DATA FOR REVIEW:
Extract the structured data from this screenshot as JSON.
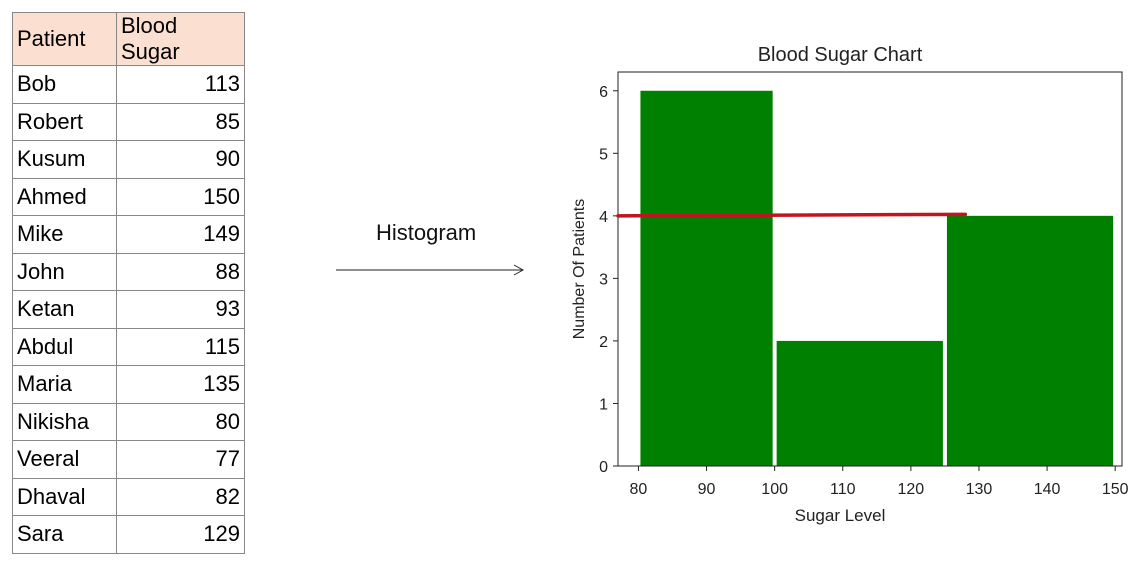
{
  "table": {
    "headers": [
      "Patient",
      "Blood Sugar"
    ],
    "rows": [
      [
        "Bob",
        "113"
      ],
      [
        "Robert",
        "85"
      ],
      [
        "Kusum",
        "90"
      ],
      [
        "Ahmed",
        "150"
      ],
      [
        "Mike",
        "149"
      ],
      [
        "John",
        "88"
      ],
      [
        "Ketan",
        "93"
      ],
      [
        "Abdul",
        "115"
      ],
      [
        "Maria",
        "135"
      ],
      [
        "Nikisha",
        "80"
      ],
      [
        "Veeral",
        "77"
      ],
      [
        "Dhaval",
        "82"
      ],
      [
        "Sara",
        "129"
      ]
    ],
    "header_color": "#fbe0d1"
  },
  "arrow": {
    "label": "Histogram"
  },
  "chart_data": {
    "type": "bar",
    "title": "Blood Sugar Chart",
    "xlabel": "Sugar Level",
    "ylabel": "Number Of Patients",
    "bins": [
      {
        "start": 80,
        "end": 100,
        "count": 6
      },
      {
        "start": 100,
        "end": 125,
        "count": 2
      },
      {
        "start": 125,
        "end": 150,
        "count": 4
      }
    ],
    "xlim": [
      77,
      151
    ],
    "ylim": [
      0,
      6.3
    ],
    "xticks": [
      80,
      90,
      100,
      110,
      120,
      130,
      140,
      150
    ],
    "yticks": [
      0,
      1,
      2,
      3,
      4,
      5,
      6
    ],
    "bar_color": "#008000",
    "annotation_line": {
      "y": 4,
      "x_start": 77,
      "x_end": 128,
      "color": "#c0141e"
    }
  }
}
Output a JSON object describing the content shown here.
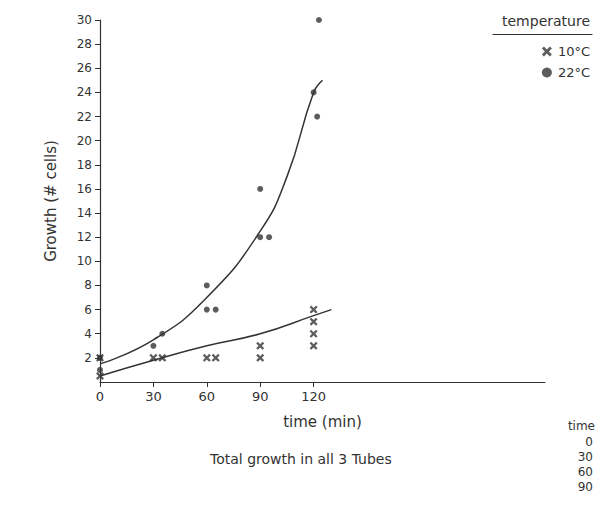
{
  "chart_data": {
    "type": "scatter",
    "x_label": "time (min)",
    "y_label": "Growth (# cells)",
    "xlim": [
      0,
      250
    ],
    "xticks": [
      0,
      30,
      60,
      90,
      120
    ],
    "ylim": [
      0,
      30
    ],
    "yticks": [
      2,
      4,
      6,
      8,
      10,
      12,
      14,
      16,
      18,
      20,
      22,
      24,
      26,
      28,
      30
    ],
    "grid": false,
    "legend": "top-right",
    "annotations": [
      "temperature",
      "Total growth in all 3 Tubes"
    ],
    "series": [
      {
        "name": "10°C",
        "color": "#333333",
        "marker": "x",
        "x": [
          0,
          0,
          30,
          35,
          60,
          65,
          90,
          90,
          120,
          120,
          120,
          120
        ],
        "values": [
          0.5,
          2,
          2,
          2,
          2,
          2,
          2,
          3,
          6,
          5,
          4,
          3
        ],
        "trend": {
          "x": [
            0,
            30,
            60,
            90,
            120,
            130
          ],
          "values": [
            0.5,
            1.8,
            3,
            4,
            5.5,
            6
          ]
        }
      },
      {
        "name": "22°C",
        "color": "#333333",
        "marker": "circle",
        "x": [
          0,
          0,
          30,
          35,
          60,
          65,
          60,
          90,
          90,
          95,
          120,
          122,
          123
        ],
        "values": [
          1,
          2,
          3,
          4,
          6,
          6,
          8,
          12,
          16,
          12,
          24,
          22,
          30
        ],
        "trend": {
          "x": [
            0,
            30,
            60,
            90,
            105,
            120,
            125
          ],
          "values": [
            1.5,
            3.5,
            7,
            12.5,
            17,
            24,
            25
          ]
        }
      }
    ]
  },
  "table": {
    "header": "time",
    "rows": [
      0,
      30,
      60,
      90
    ]
  }
}
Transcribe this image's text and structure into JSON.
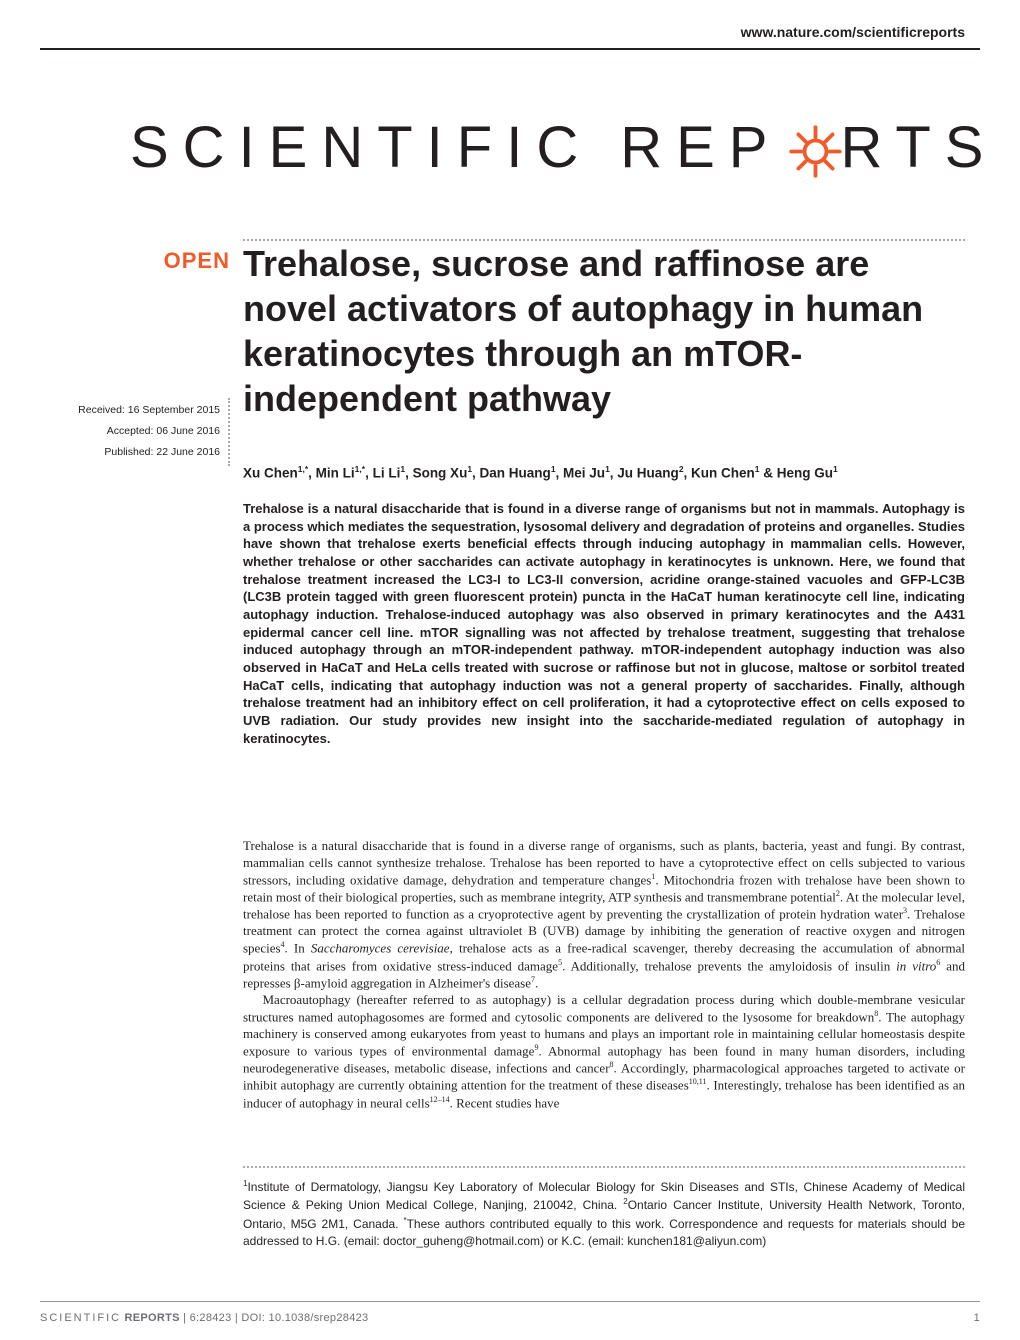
{
  "header": {
    "journal_url": "www.nature.com/scientificreports"
  },
  "logo": {
    "part1": "SCIENTIFIC",
    "part2": "REP",
    "part3": "RTS"
  },
  "badge": {
    "open": "OPEN"
  },
  "dates": {
    "received": "Received: 16 September 2015",
    "accepted": "Accepted: 06 June 2016",
    "published": "Published: 22 June 2016"
  },
  "title": "Trehalose, sucrose and raffinose are novel activators of autophagy in human keratinocytes through an mTOR-independent pathway",
  "authors_html": "Xu Chen<sup>1,*</sup>, Min Li<sup>1,*</sup>, Li Li<sup>1</sup>, Song Xu<sup>1</sup>, Dan Huang<sup>1</sup>, Mei Ju<sup>1</sup>, Ju Huang<sup>2</sup>, Kun Chen<sup>1</sup> & Heng Gu<sup>1</sup>",
  "abstract": "Trehalose is a natural disaccharide that is found in a diverse range of organisms but not in mammals. Autophagy is a process which mediates the sequestration, lysosomal delivery and degradation of proteins and organelles. Studies have shown that trehalose exerts beneficial effects through inducing autophagy in mammalian cells. However, whether trehalose or other saccharides can activate autophagy in keratinocytes is unknown. Here, we found that trehalose treatment increased the LC3-I to LC3-II conversion, acridine orange-stained vacuoles and GFP-LC3B (LC3B protein tagged with green fluorescent protein) puncta in the HaCaT human keratinocyte cell line, indicating autophagy induction. Trehalose-induced autophagy was also observed in primary keratinocytes and the A431 epidermal cancer cell line. mTOR signalling was not affected by trehalose treatment, suggesting that trehalose induced autophagy through an mTOR-independent pathway. mTOR-independent autophagy induction was also observed in HaCaT and HeLa cells treated with sucrose or raffinose but not in glucose, maltose or sorbitol treated HaCaT cells, indicating that autophagy induction was not a general property of saccharides. Finally, although trehalose treatment had an inhibitory effect on cell proliferation, it had a cytoprotective effect on cells exposed to UVB radiation. Our study provides new insight into the saccharide-mediated regulation of autophagy in keratinocytes.",
  "body": {
    "p1_html": "Trehalose is a natural disaccharide that is found in a diverse range of organisms, such as plants, bacteria, yeast and fungi. By contrast, mammalian cells cannot synthesize trehalose. Trehalose has been reported to have a cytoprotective effect on cells subjected to various stressors, including oxidative damage, dehydration and temperature changes<sup>1</sup>. Mitochondria frozen with trehalose have been shown to retain most of their biological properties, such as membrane integrity, ATP synthesis and transmembrane potential<sup>2</sup>. At the molecular level, trehalose has been reported to function as a cryoprotective agent by preventing the crystallization of protein hydration water<sup>3</sup>. Trehalose treatment can protect the cornea against ultraviolet B (UVB) damage by inhibiting the generation of reactive oxygen and nitrogen species<sup>4</sup>. In <i>Saccharomyces cerevisiae</i>, trehalose acts as a free-radical scavenger, thereby decreasing the accumulation of abnormal proteins that arises from oxidative stress-induced damage<sup>5</sup>. Additionally, trehalose prevents the amyloidosis of insulin <i>in vitro</i><sup>6</sup> and represses β-amyloid aggregation in Alzheimer's disease<sup>7</sup>.",
    "p2_html": "Macroautophagy (hereafter referred to as autophagy) is a cellular degradation process during which double-membrane vesicular structures named autophagosomes are formed and cytosolic components are delivered to the lysosome for breakdown<sup>8</sup>. The autophagy machinery is conserved among eukaryotes from yeast to humans and plays an important role in maintaining cellular homeostasis despite exposure to various types of environmental damage<sup>9</sup>. Abnormal autophagy has been found in many human disorders, including neurodegenerative diseases, metabolic disease, infections and cancer<sup>8</sup>. Accordingly, pharmacological approaches targeted to activate or inhibit autophagy are currently obtaining attention for the treatment of these diseases<sup>10,11</sup>. Interestingly, trehalose has been identified as an inducer of autophagy in neural cells<sup>12–14</sup>. Recent studies have"
  },
  "affiliations_html": "<sup>1</sup>Institute of Dermatology, Jiangsu Key Laboratory of Molecular Biology for Skin Diseases and STIs, Chinese Academy of Medical Science & Peking Union Medical College, Nanjing, 210042, China. <sup>2</sup>Ontario Cancer Institute, University Health Network, Toronto, Ontario, M5G 2M1, Canada. <sup>*</sup>These authors contributed equally to this work. Correspondence and requests for materials should be addressed to H.G. (email: doctor_guheng@hotmail.com)  or K.C. (email: kunchen181@aliyun.com)",
  "footer": {
    "citation_prefix": "SCIENTIFIC",
    "citation_bold": "REPORTS",
    "citation_rest": " | 6:28423 | DOI: 10.1038/srep28423",
    "page": "1"
  },
  "colors": {
    "text": "#231f20",
    "accent": "#f15a29",
    "rule_grey": "#a7a9ac",
    "footer_grey": "#6d6e71",
    "background": "#ffffff"
  },
  "typography": {
    "title_fontsize_pt": 36,
    "abstract_fontsize_pt": 13,
    "body_fontsize_pt": 13,
    "affil_fontsize_pt": 12,
    "footer_fontsize_pt": 11
  }
}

ASSIGNED TASK: Look through the entries above and report each line where the string "Blood" occurs.

EXERCISE OUTPUT:
      "Blood Sugar"
    "title": "Blood Sugar Chart",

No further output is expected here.